*What needs to be done*
Every line below that mentions the word "JSON" should be copied out.

*Data for this task*
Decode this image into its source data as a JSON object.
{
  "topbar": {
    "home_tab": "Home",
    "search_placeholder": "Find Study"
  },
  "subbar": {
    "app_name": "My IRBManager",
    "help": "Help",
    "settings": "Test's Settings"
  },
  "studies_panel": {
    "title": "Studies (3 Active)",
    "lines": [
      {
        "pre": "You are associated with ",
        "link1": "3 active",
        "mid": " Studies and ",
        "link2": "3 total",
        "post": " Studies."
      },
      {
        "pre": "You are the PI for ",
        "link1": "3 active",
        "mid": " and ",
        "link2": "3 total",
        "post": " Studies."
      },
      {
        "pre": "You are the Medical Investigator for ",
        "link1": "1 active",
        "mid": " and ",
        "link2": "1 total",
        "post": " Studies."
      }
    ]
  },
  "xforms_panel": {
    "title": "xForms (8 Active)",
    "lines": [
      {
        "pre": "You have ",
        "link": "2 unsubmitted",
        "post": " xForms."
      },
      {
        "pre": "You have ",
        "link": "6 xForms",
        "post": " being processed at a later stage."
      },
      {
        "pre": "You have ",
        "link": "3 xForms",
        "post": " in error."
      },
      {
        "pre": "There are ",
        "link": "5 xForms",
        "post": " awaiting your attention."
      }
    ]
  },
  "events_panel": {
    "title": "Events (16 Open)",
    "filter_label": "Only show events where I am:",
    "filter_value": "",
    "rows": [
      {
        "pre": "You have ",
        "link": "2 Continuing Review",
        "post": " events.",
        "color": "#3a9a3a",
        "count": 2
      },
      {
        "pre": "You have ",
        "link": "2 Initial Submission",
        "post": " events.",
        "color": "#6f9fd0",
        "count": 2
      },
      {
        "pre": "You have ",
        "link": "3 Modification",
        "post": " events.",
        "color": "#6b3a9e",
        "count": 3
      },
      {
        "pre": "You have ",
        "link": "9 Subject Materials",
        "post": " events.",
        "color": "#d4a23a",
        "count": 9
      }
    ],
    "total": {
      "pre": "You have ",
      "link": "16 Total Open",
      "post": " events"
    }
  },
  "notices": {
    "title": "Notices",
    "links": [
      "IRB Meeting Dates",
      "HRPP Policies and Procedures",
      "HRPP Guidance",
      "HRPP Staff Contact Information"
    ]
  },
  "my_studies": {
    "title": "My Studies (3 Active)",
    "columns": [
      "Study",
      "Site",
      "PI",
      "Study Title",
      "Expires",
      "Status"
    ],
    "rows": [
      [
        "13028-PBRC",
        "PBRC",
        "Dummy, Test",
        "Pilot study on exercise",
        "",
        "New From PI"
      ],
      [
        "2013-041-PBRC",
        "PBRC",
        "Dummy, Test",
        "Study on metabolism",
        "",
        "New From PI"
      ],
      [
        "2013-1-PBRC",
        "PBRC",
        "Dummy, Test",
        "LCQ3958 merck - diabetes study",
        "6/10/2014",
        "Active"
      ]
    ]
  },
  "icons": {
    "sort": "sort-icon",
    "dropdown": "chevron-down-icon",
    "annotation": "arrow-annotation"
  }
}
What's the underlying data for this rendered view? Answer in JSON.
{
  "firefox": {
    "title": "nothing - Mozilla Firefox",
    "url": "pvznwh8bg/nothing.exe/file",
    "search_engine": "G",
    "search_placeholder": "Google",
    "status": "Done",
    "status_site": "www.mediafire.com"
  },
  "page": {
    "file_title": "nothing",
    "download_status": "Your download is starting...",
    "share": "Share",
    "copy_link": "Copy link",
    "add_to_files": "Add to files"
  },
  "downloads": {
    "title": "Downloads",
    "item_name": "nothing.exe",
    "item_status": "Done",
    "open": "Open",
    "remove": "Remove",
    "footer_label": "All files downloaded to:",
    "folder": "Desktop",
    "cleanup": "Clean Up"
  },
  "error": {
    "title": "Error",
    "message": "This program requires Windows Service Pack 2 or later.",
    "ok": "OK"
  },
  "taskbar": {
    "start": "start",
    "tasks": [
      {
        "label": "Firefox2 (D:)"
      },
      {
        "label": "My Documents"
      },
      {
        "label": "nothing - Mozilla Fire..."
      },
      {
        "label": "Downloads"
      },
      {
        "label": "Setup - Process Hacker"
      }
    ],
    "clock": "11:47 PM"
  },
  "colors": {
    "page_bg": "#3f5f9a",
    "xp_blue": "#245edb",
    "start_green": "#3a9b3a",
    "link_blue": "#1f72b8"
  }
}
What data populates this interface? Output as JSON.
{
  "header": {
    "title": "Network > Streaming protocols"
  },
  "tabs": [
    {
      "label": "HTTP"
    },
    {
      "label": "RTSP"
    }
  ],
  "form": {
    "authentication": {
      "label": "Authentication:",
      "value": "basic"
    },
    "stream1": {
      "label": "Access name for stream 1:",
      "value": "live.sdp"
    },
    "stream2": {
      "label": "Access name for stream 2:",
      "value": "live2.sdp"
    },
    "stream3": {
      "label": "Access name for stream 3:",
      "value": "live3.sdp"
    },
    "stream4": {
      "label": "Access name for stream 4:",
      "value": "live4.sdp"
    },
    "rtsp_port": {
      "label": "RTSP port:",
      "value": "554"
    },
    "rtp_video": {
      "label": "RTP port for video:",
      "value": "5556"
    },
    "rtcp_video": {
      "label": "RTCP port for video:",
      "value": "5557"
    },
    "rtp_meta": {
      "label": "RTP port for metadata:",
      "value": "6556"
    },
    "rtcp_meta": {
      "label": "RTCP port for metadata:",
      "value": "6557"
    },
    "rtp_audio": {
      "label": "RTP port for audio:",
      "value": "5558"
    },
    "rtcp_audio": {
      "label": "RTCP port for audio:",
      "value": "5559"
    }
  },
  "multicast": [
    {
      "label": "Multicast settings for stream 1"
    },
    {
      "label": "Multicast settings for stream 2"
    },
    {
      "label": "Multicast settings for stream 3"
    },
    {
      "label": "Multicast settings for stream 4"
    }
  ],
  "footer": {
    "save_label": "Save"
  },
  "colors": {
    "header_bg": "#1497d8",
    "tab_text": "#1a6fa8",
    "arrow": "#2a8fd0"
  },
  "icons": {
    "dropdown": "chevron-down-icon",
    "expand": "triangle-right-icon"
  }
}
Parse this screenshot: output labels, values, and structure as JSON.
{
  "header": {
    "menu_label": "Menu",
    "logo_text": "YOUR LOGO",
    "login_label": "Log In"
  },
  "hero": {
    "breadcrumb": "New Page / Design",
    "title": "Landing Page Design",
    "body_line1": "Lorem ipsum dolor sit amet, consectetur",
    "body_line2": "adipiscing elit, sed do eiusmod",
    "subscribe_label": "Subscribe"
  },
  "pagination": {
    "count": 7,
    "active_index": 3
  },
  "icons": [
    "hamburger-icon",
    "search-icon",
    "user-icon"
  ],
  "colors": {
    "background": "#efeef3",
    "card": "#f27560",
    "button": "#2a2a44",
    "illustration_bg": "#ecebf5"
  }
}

*The completed task*
Decode this image into its source data as a JSON object.
What's the underlying data for this rendered view? Answer in JSON.
What data populates this interface? Output as JSON.
Parse this screenshot: output labels, values, and structure as JSON.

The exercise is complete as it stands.